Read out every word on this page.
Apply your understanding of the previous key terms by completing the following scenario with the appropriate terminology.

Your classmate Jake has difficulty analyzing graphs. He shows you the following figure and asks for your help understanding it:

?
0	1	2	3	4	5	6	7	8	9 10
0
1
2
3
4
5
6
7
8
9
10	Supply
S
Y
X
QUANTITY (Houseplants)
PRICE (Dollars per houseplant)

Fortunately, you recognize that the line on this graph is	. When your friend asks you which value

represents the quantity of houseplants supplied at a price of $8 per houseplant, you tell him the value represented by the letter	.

::::::

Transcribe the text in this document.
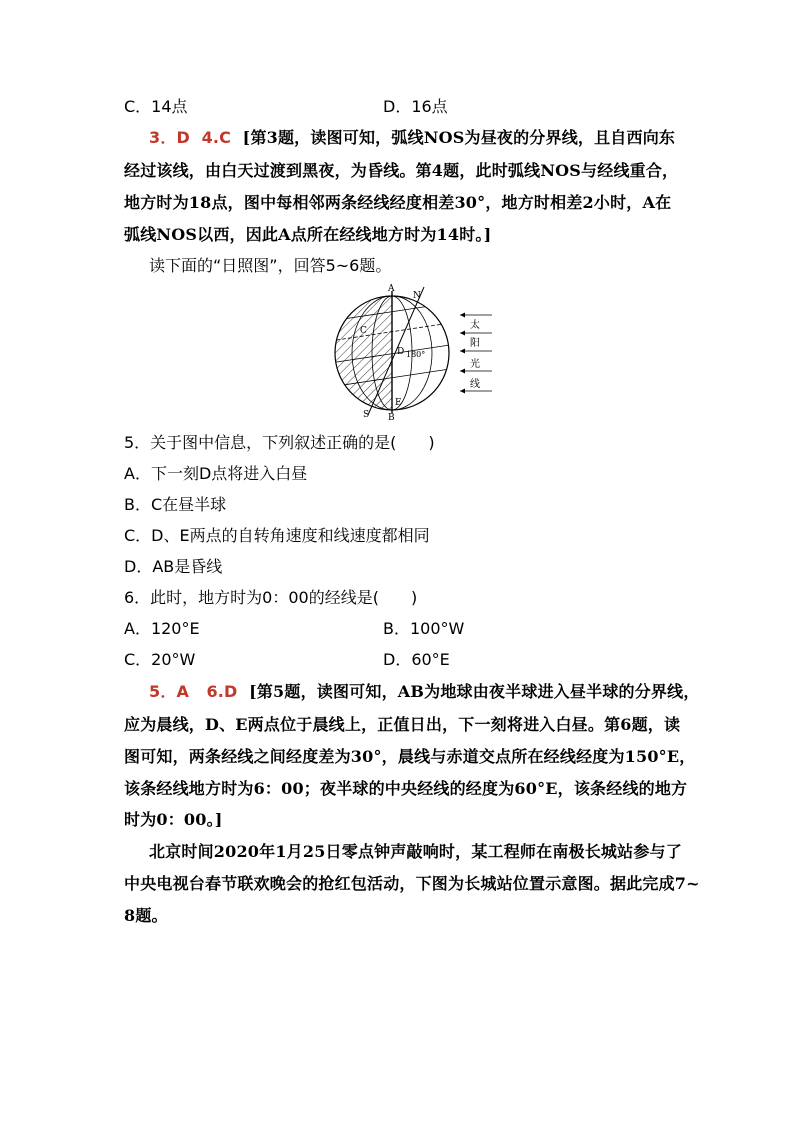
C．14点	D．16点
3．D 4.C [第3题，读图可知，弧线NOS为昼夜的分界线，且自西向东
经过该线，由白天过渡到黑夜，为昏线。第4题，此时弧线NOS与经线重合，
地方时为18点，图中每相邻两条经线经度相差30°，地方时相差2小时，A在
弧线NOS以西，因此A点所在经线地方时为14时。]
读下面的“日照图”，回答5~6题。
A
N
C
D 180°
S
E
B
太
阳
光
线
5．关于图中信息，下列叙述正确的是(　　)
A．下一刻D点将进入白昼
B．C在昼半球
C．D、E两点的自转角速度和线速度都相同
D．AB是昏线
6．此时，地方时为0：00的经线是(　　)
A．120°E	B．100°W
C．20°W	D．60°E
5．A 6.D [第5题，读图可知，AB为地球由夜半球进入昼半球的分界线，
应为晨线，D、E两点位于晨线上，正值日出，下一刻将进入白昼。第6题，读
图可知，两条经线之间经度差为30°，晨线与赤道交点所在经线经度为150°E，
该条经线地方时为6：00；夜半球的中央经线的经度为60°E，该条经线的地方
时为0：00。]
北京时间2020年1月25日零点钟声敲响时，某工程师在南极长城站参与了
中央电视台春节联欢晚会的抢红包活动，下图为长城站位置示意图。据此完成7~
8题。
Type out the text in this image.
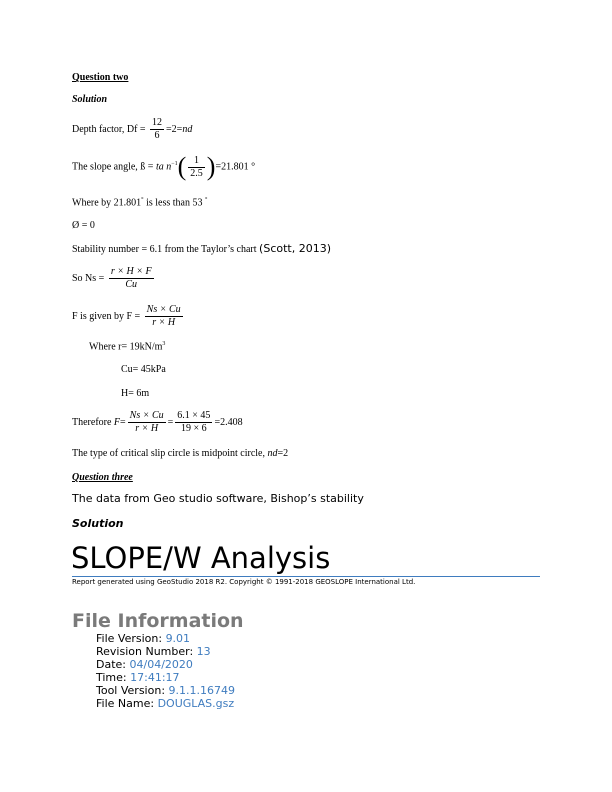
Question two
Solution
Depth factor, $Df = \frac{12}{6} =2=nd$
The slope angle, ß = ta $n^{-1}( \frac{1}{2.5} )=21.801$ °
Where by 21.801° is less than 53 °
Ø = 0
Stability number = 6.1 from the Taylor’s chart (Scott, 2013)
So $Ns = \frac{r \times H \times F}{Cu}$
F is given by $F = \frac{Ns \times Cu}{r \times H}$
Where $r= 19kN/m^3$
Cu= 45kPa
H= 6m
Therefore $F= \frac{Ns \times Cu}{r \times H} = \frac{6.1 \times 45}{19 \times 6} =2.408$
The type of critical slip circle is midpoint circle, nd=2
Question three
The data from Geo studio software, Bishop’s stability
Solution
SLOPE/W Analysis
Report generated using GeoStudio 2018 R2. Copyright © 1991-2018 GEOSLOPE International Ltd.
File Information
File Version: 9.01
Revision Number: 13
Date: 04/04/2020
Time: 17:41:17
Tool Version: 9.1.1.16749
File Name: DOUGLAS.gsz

::::::

## [Exercise details]
In the records above, find each line with the word "this" and copy it.

## [Expected answer]
Read out every word on this page.
Fortunately, you recognize that the line on this graph is	. When your friend asks you which value
Transcribe the text in this document.
Type out the text in this image.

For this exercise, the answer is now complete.